PROMPT 1: Please copy from the records the lines starting at the one that contains "Detect and localize 17" and ending after the one that contains "- data-label: 7%: [428, 160, 446, 170]", keeping them unchanged. Omit the pictures.

----- PASSAGE PROVIDED

Data Warehousing Series |
As part of the ETL process
with applicability to Data Warehousing, Data Migrations, Data Integrations or similar
scenarios the extraction subprocess is responsible for preparing and implementing
the logic required to extract the data from the various source systems at the required
level of detail. The extraction is done typically based on SQL queries as long one
deals with relational databases or any OLEDB or ODBC-based data repositories
including flat or MS Office files.
One can consider the preparation
of the extraction logic as separate design subprocess of the targeted solution.
Even if high-level design decisions are considered at the respective level, the
low-level design needs to be considered at ETL package level. As part of the process
are identified the source of the data in terms of system, tables and attributes
to be imported, as well the joins, business and transformation rules that need to
be applied on the data. This can involve reengineering the logic from the source
system(s) as well data profiling, discovery or exploration activities.
A common practice is to
copy the source tables 1:1 into the solution, eventually by considering only the
needed attributes to minimize the necessary space, loading time and content’s complexity,
even if this would add more effort into the design phase to identify only the needed
attributes. If further attributes are identified at a later stage, the packages
need to be modified accordingly. If the data volume or the number of unnecessary
attributes is neglectable, copying the table 1:1 could prove to be the best strategy.

----------

PROMPT 2: Extend the passage on data extraction in the ETL process, continuing after its final sentence.

----- TASK INPUT

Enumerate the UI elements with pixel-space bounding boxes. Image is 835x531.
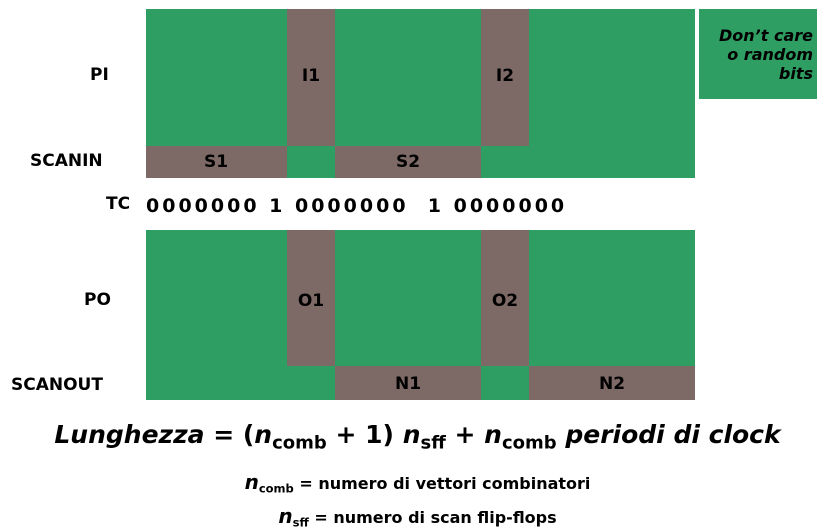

----------
----- TASK INPUT

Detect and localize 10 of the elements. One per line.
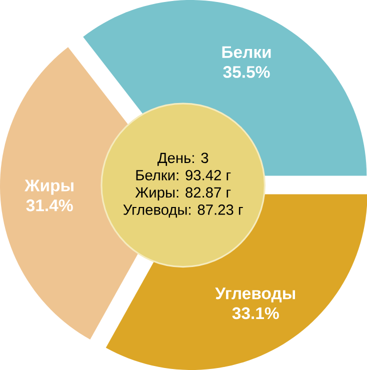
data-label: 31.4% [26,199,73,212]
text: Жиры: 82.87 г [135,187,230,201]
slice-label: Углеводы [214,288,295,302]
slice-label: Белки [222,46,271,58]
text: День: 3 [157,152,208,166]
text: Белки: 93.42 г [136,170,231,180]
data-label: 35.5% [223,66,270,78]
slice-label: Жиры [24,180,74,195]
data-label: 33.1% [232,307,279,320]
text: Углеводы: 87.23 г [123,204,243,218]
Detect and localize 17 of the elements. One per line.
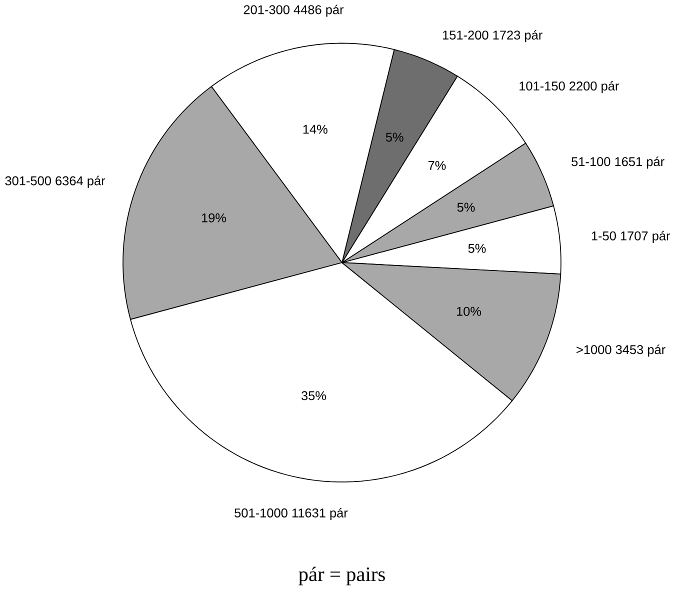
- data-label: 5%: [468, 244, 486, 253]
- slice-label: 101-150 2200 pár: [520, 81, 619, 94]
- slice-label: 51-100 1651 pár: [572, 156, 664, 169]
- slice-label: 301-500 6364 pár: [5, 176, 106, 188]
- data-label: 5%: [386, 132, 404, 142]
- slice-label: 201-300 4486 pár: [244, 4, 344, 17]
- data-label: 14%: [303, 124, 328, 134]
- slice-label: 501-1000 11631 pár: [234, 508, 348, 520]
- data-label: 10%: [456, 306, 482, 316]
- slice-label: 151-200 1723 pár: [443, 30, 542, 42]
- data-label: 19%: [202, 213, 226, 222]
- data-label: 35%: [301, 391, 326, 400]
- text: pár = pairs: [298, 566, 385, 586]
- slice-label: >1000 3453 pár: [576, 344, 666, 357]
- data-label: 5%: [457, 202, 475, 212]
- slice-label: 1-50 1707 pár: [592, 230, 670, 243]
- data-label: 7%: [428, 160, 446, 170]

----------

RESPONSE 1:
Detect and localize 17 of the elements. One per line.
- data-label: 5%: [468, 244, 486, 253]
- slice-label: 101-150 2200 pár: [520, 81, 619, 94]
- slice-label: 51-100 1651 pár: [572, 156, 664, 169]
- slice-label: 301-500 6364 pár: [5, 176, 106, 188]
- data-label: 5%: [386, 132, 404, 142]
- slice-label: 201-300 4486 pár: [244, 4, 344, 17]
- data-label: 14%: [303, 124, 328, 134]
- slice-label: 501-1000 11631 pár: [234, 508, 348, 520]
- data-label: 10%: [456, 306, 482, 316]
- slice-label: 151-200 1723 pár: [443, 30, 542, 42]
- data-label: 19%: [202, 213, 226, 222]
- data-label: 35%: [301, 391, 326, 400]
- text: pár = pairs: [298, 566, 385, 586]
- slice-label: >1000 3453 pár: [576, 344, 666, 357]
- data-label: 5%: [457, 202, 475, 212]
- slice-label: 1-50 1707 pár: [592, 230, 670, 243]
- data-label: 7%: [428, 160, 446, 170]

RESPONSE 2:
A second approach is to
model within the extraction the (business) entity as designed within the source
system. For example, the entity could be split over multiple tables from design
or other purposes. Thus, the extraction query will attempt modeling the entity.
This approach reduces to some degree the number of tables from the targeted solution,
as well the number of ETL packages involved, while providing a clear depiction of
the entities involved.
A third approach is to
extract the data as needed by the target system, eventually as a mix between master
and transaction data, fact which could easily lead to data redundancy with different
timeliness and all the consequences resulting from this. This approach is usually
met in solutions which require fast data availability in the detriment of design.
Unfortunately, there can
be design constraints or choice considerations that could lead to a mix between
these approaches. If the impact caused by the mix between the first two approaches
is minimal, the third approach can cause more challenges, though it might be a small
price to pay as long the considered data are disconnected from other data.
To reduce the redundancy
of data, it’s recommended to consider as goal creating a unique source of facts,
which can be obtained by minimizing as much as possible the overlaps between tables,
respectively entities. Ideally there should be no overlaps. On the other sides the
overlaps can be acceptable when the same data are available in more systems and
the solution requires all the data to be available.
If the above approaches
consider the vertical partitioning of the data, there can be also horizontal partitioning
needs especially when a subset of the data is needed or when is needed to partition
the data based on a set of values. In addition, one might be forced to include also
transformation rules directly into the extraction logic, for example to handle conversion
issues or minimize certain design overhead early in the process. In practice it
makes sense to link such choices to business rules and document them accordingly.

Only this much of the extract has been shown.